Copy every line of the listing exactly.

[Records excerpted from a collection]

## BEGIN

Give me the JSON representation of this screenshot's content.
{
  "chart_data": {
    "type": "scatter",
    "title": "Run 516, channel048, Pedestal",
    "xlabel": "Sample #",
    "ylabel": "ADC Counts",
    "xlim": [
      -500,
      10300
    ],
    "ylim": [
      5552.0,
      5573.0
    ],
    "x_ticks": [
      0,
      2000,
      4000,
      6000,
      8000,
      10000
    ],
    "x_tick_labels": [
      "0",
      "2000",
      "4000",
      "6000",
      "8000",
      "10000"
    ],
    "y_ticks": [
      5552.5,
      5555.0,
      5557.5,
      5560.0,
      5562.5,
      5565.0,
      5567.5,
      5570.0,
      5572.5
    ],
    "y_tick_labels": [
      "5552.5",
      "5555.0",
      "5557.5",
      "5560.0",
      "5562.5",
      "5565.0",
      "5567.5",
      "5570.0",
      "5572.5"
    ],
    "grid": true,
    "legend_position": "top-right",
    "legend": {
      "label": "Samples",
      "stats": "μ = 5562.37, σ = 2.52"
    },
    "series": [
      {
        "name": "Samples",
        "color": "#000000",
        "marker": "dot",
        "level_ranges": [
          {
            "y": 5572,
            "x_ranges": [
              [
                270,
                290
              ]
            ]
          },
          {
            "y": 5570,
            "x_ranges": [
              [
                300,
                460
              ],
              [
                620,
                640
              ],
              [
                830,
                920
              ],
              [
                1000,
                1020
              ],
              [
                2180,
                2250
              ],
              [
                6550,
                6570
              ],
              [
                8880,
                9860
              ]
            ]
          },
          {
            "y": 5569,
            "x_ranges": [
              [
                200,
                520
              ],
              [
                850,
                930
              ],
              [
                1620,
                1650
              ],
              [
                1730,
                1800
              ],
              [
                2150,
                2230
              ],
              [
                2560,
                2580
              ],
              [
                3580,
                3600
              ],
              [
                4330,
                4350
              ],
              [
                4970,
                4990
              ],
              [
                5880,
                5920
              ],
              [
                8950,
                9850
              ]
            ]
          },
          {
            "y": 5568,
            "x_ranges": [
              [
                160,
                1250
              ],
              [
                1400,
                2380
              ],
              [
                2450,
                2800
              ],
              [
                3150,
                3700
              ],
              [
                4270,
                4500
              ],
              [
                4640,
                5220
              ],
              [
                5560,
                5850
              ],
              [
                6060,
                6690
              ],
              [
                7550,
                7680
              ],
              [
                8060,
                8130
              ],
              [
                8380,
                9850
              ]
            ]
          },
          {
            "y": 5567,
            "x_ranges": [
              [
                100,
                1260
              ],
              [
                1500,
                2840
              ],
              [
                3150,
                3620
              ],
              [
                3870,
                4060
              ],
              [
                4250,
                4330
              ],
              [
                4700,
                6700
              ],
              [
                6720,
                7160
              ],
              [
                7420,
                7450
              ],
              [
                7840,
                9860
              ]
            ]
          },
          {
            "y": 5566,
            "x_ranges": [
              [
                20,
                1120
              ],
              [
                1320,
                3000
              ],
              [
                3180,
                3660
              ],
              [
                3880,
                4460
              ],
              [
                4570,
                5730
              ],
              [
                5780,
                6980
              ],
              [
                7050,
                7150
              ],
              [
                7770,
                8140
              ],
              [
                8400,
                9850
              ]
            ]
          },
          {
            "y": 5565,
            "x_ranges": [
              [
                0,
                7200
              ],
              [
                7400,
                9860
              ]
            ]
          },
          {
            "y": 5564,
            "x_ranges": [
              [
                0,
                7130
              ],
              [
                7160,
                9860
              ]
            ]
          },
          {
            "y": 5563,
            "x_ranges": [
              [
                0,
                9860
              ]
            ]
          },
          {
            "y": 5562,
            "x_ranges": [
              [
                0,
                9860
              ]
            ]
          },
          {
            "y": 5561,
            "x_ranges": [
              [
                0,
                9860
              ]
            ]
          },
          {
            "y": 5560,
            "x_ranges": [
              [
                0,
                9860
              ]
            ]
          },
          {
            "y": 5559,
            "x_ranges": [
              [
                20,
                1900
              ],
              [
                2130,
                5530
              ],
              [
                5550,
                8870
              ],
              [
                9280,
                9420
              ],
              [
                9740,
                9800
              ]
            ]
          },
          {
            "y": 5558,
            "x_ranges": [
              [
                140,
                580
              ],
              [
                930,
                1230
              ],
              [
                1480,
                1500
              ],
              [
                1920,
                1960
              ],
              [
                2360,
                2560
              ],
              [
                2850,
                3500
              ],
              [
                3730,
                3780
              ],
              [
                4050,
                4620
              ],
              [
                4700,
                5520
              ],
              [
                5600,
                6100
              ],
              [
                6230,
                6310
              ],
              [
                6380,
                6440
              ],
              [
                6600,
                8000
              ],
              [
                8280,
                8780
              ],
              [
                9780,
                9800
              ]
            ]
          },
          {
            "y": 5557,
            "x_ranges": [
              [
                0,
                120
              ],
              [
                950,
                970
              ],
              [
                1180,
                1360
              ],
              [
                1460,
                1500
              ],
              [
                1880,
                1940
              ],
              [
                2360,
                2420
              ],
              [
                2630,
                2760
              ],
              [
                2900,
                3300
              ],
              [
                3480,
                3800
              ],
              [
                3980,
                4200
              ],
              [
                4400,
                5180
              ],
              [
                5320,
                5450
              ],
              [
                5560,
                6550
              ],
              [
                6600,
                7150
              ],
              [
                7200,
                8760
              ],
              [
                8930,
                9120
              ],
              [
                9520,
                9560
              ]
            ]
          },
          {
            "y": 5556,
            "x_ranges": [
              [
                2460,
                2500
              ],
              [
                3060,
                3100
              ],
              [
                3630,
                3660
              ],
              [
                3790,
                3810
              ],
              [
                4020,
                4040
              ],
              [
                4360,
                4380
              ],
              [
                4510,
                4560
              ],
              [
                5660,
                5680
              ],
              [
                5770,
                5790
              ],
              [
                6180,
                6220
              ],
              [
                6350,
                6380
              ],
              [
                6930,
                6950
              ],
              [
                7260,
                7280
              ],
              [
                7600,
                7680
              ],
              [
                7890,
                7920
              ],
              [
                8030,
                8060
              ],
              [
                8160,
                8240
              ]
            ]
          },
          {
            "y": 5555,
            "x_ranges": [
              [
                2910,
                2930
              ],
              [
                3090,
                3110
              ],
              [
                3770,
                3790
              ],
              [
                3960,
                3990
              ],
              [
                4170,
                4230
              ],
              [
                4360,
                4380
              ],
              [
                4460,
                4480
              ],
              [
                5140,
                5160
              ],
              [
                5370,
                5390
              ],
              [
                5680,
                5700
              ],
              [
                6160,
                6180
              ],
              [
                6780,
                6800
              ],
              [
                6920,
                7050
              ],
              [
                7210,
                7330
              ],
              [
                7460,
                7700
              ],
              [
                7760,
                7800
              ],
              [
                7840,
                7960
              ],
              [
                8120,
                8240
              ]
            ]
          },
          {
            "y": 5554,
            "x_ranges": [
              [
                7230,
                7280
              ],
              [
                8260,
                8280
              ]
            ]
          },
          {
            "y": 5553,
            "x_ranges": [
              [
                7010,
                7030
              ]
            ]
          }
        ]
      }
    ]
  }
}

## END

> **RESPONSE TO THIS TASK**
Give me the JSON representation of this screenshot's content.
{
  "chart_data": {
    "type": "scatter",
    "title": "Run 516, channel048, Pedestal",
    "xlabel": "Sample #",
    "ylabel": "ADC Counts",
    "xlim": [
      -500,
      10300
    ],
    "ylim": [
      5552.0,
      5573.0
    ],
    "x_ticks": [
      0,
      2000,
      4000,
      6000,
      8000,
      10000
    ],
    "x_tick_labels": [
      "0",
      "2000",
      "4000",
      "6000",
      "8000",
      "10000"
    ],
    "y_ticks": [
      5552.5,
      5555.0,
      5557.5,
      5560.0,
      5562.5,
      5565.0,
      5567.5,
      5570.0,
      5572.5
    ],
    "y_tick_labels": [
      "5552.5",
      "5555.0",
      "5557.5",
      "5560.0",
      "5562.5",
      "5565.0",
      "5567.5",
      "5570.0",
      "5572.5"
    ],
    "grid": true,
    "legend_position": "top-right",
    "legend": {
      "label": "Samples",
      "stats": "μ = 5562.37, σ = 2.52"
    },
    "series": [
      {
        "name": "Samples",
        "color": "#000000",
        "marker": "dot",
        "level_ranges": [
          {
            "y": 5572,
            "x_ranges": [
              [
                270,
                290
              ]
            ]
          },
          {
            "y": 5570,
            "x_ranges": [
              [
                300,
                460
              ],
              [
                620,
                640
              ],
              [
                830,
                920
              ],
              [
                1000,
                1020
              ],
              [
                2180,
                2250
              ],
              [
                6550,
                6570
              ],
              [
                8880,
                9860
              ]
            ]
          },
          {
            "y": 5569,
            "x_ranges": [
              [
                200,
                520
              ],
              [
                850,
                930
              ],
              [
                1620,
                1650
              ],
              [
                1730,
                1800
              ],
              [
                2150,
                2230
              ],
              [
                2560,
                2580
              ],
              [
                3580,
                3600
              ],
              [
                4330,
                4350
              ],
              [
                4970,
                4990
              ],
              [
                5880,
                5920
              ],
              [
                8950,
                9850
              ]
            ]
          },
          {
            "y": 5568,
            "x_ranges": [
              [
                160,
                1250
              ],
              [
                1400,
                2380
              ],
              [
                2450,
                2800
              ],
              [
                3150,
                3700
              ],
              [
                4270,
                4500
              ],
              [
                4640,
                5220
              ],
              [
                5560,
                5850
              ],
              [
                6060,
                6690
              ],
              [
                7550,
                7680
              ],
              [
                8060,
                8130
              ],
              [
                8380,
                9850
              ]
            ]
          },
          {
            "y": 5567,
            "x_ranges": [
              [
                100,
                1260
              ],
              [
                1500,
                2840
              ],
              [
                3150,
                3620
              ],
              [
                3870,
                4060
              ],
              [
                4250,
                4330
              ],
              [
                4700,
                6700
              ],
              [
                6720,
                7160
              ],
              [
                7420,
                7450
              ],
              [
                7840,
                9860
              ]
            ]
          },
          {
            "y": 5566,
            "x_ranges": [
              [
                20,
                1120
              ],
              [
                1320,
                3000
              ],
              [
                3180,
                3660
              ],
              [
                3880,
                4460
              ],
              [
                4570,
                5730
              ],
              [
                5780,
                6980
              ],
              [
                7050,
                7150
              ],
              [
                7770,
                8140
              ],
              [
                8400,
                9850
              ]
            ]
          },
          {
            "y": 5565,
            "x_ranges": [
              [
                0,
                7200
              ],
              [
                7400,
                9860
              ]
            ]
          },
          {
            "y": 5564,
            "x_ranges": [
              [
                0,
                7130
              ],
              [
                7160,
                9860
              ]
            ]
          },
          {
            "y": 5563,
            "x_ranges": [
              [
                0,
                9860
              ]
            ]
          },
          {
            "y": 5562,
            "x_ranges": [
              [
                0,
                9860
              ]
            ]
          },
          {
            "y": 5561,
            "x_ranges": [
              [
                0,
                9860
              ]
            ]
          },
          {
            "y": 5560,
            "x_ranges": [
              [
                0,
                9860
              ]
            ]
          },
          {
            "y": 5559,
            "x_ranges": [
              [
                20,
                1900
              ],
              [
                2130,
                5530
              ],
              [
                5550,
                8870
              ],
              [
                9280,
                9420
              ],
              [
                9740,
                9800
              ]
            ]
          },
          {
            "y": 5558,
            "x_ranges": [
              [
                140,
                580
              ],
              [
                930,
                1230
              ],
              [
                1480,
                1500
              ],
              [
                1920,
                1960
              ],
              [
                2360,
                2560
              ],
              [
                2850,
                3500
              ],
              [
                3730,
                3780
              ],
              [
                4050,
                4620
              ],
              [
                4700,
                5520
              ],
              [
                5600,
                6100
              ],
              [
                6230,
                6310
              ],
              [
                6380,
                6440
              ],
              [
                6600,
                8000
              ],
              [
                8280,
                8780
              ],
              [
                9780,
                9800
              ]
            ]
          },
          {
            "y": 5557,
            "x_ranges": [
              [
                0,
                120
              ],
              [
                950,
                970
              ],
              [
                1180,
                1360
              ],
              [
                1460,
                1500
              ],
              [
                1880,
                1940
              ],
              [
                2360,
                2420
              ],
              [
                2630,
                2760
              ],
              [
                2900,
                3300
              ],
              [
                3480,
                3800
              ],
              [
                3980,
                4200
              ],
              [
                4400,
                5180
              ],
              [
                5320,
                5450
              ],
              [
                5560,
                6550
              ],
              [
                6600,
                7150
              ],
              [
                7200,
                8760
              ],
              [
                8930,
                9120
              ],
              [
                9520,
                9560
              ]
            ]
          },
          {
            "y": 5556,
            "x_ranges": [
              [
                2460,
                2500
              ],
              [
                3060,
                3100
              ],
              [
                3630,
                3660
              ],
              [
                3790,
                3810
              ],
              [
                4020,
                4040
              ],
              [
                4360,
                4380
              ],
              [
                4510,
                4560
              ],
              [
                5660,
                5680
              ],
              [
                5770,
                5790
              ],
              [
                6180,
                6220
              ],
              [
                6350,
                6380
              ],
              [
                6930,
                6950
              ],
              [
                7260,
                7280
              ],
              [
                7600,
                7680
              ],
              [
                7890,
                7920
              ],
              [
                8030,
                8060
              ],
              [
                8160,
                8240
              ]
            ]
          },
          {
            "y": 5555,
            "x_ranges": [
              [
                2910,
                2930
              ],
              [
                3090,
                3110
              ],
              [
                3770,
                3790
              ],
              [
                3960,
                3990
              ],
              [
                4170,
                4230
              ],
              [
                4360,
                4380
              ],
              [
                4460,
                4480
              ],
              [
                5140,
                5160
              ],
              [
                5370,
                5390
              ],
              [
                5680,
                5700
              ],
              [
                6160,
                6180
              ],
              [
                6780,
                6800
              ],
              [
                6920,
                7050
              ],
              [
                7210,
                7330
              ],
              [
                7460,
                7700
              ],
              [
                7760,
                7800
              ],
              [
                7840,
                7960
              ],
              [
                8120,
                8240
              ]
            ]
          },
          {
            "y": 5554,
            "x_ranges": [
              [
                7230,
                7280
              ],
              [
                8260,
                8280
              ]
            ]
          },
          {
            "y": 5553,
            "x_ranges": [
              [
                7010,
                7030
              ]
            ]
          }
        ]
      }
    ]
  }
}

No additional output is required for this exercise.